START Extracted entries

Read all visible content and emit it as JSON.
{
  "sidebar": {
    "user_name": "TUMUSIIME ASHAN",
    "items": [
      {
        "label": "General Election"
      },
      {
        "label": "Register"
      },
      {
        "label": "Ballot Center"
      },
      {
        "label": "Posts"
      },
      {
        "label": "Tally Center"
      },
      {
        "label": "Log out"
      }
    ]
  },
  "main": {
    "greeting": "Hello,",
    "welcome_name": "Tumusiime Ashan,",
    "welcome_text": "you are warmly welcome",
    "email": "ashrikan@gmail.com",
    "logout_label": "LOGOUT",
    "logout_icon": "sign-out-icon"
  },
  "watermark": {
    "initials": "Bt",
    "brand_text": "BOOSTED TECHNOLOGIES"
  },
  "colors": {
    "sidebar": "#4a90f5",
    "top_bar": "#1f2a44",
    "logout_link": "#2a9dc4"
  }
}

END Extracted entries

Task requirements: Copy each record from above exactly, and include every line.

Response to the task:
Read all visible content and emit it as JSON.
{
  "sidebar": {
    "user_name": "TUMUSIIME ASHAN",
    "items": [
      {
        "label": "General Election"
      },
      {
        "label": "Register"
      },
      {
        "label": "Ballot Center"
      },
      {
        "label": "Posts"
      },
      {
        "label": "Tally Center"
      },
      {
        "label": "Log out"
      }
    ]
  },
  "main": {
    "greeting": "Hello,",
    "welcome_name": "Tumusiime Ashan,",
    "welcome_text": "you are warmly welcome",
    "email": "ashrikan@gmail.com",
    "logout_label": "LOGOUT",
    "logout_icon": "sign-out-icon"
  },
  "watermark": {
    "initials": "Bt",
    "brand_text": "BOOSTED TECHNOLOGIES"
  },
  "colors": {
    "sidebar": "#4a90f5",
    "top_bar": "#1f2a44",
    "logout_link": "#2a9dc4"
  }
}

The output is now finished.